(Extracted data entries)
•••••
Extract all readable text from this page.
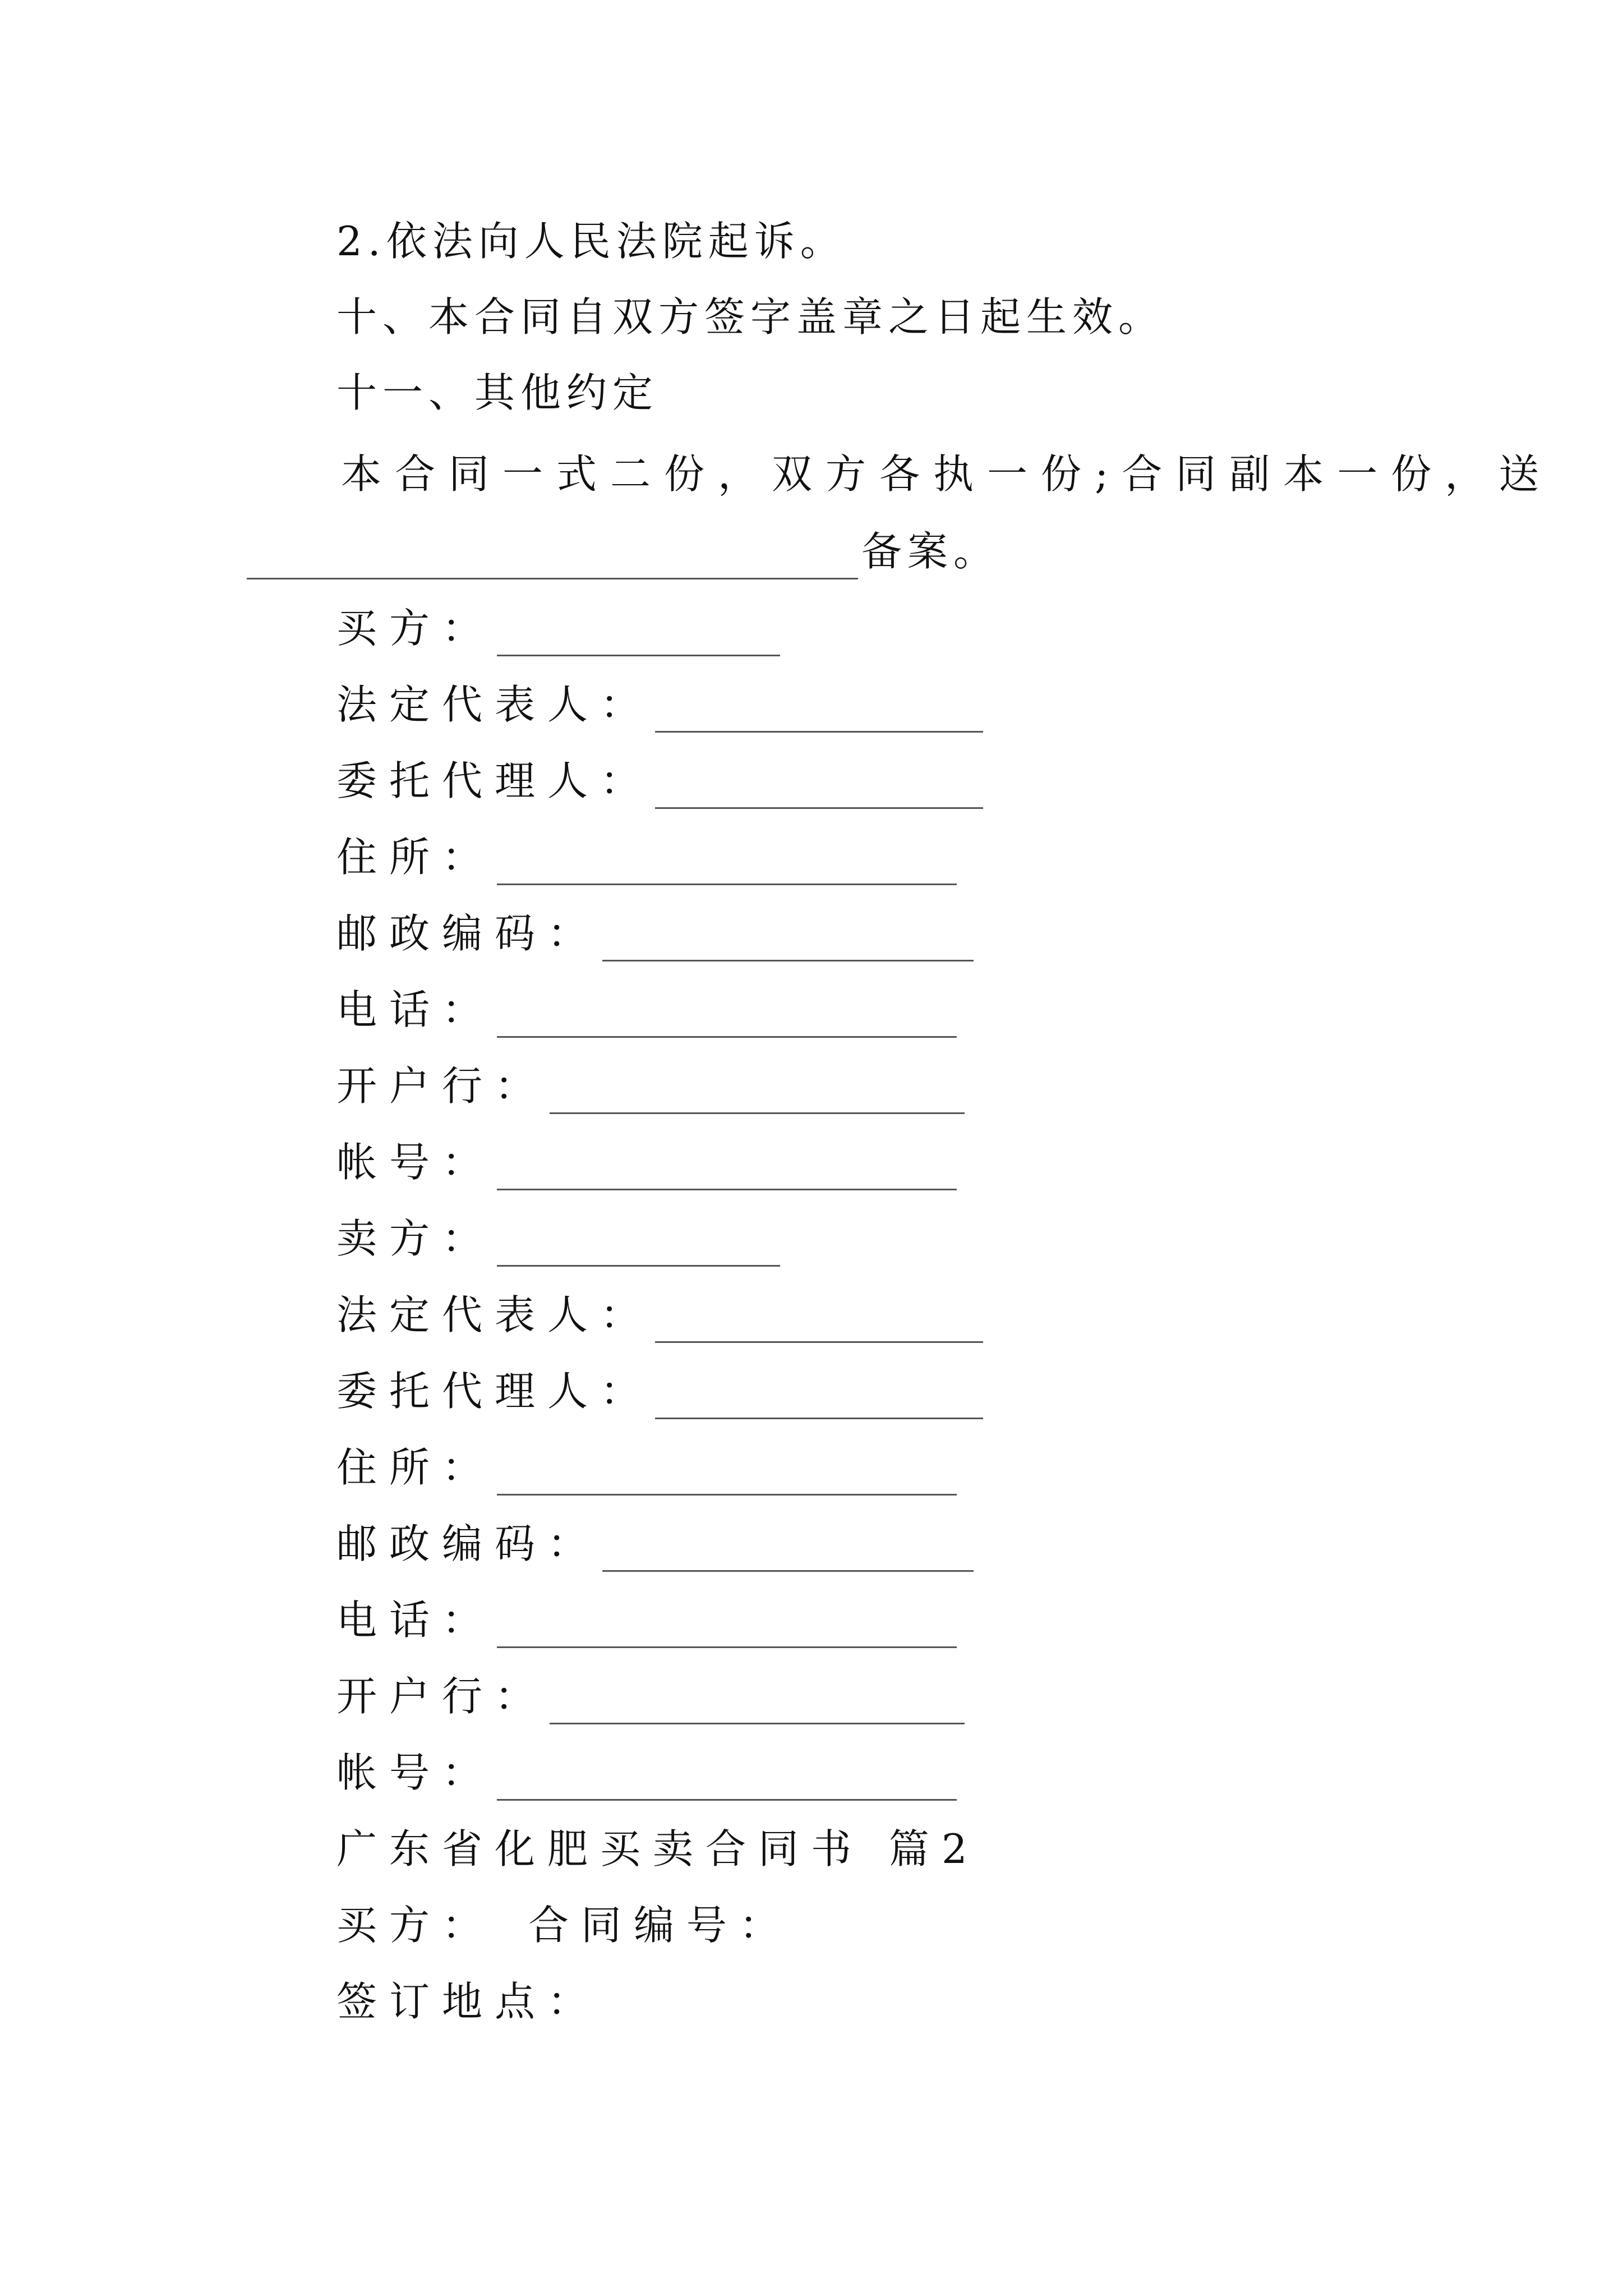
2.依法向人民法院起诉。
十、本合同自双方签字盖章之日起生效。
十一、其他约定
本合同一式二份，双方各执一份;合同副本一份，送
备案。
买方：
法定代表人：
委托代理人：
住所：
邮政编码：
电话：
开户行：
帐号：
卖方：
法定代表人：
委托代理人：
住所：
邮政编码：
电话：
开户行：
帐号：
广东省化肥买卖合同书 篇2
买方： 合同编号：
签订地点：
•••••
Ignore the images and quote every line of the listing exactly.

= Exercise response =
Extract all readable text from this page.
2.依法向人民法院起诉。
十、本合同自双方签字盖章之日起生效。
十一、其他约定
本合同一式二份，双方各执一份;合同副本一份，送
备案。
买方：
法定代表人：
委托代理人：
住所：
邮政编码：
电话：
开户行：
帐号：
卖方：
法定代表人：
委托代理人：
住所：
邮政编码：
电话：
开户行：
帐号：
广东省化肥买卖合同书 篇2
买方： 合同编号：
签订地点：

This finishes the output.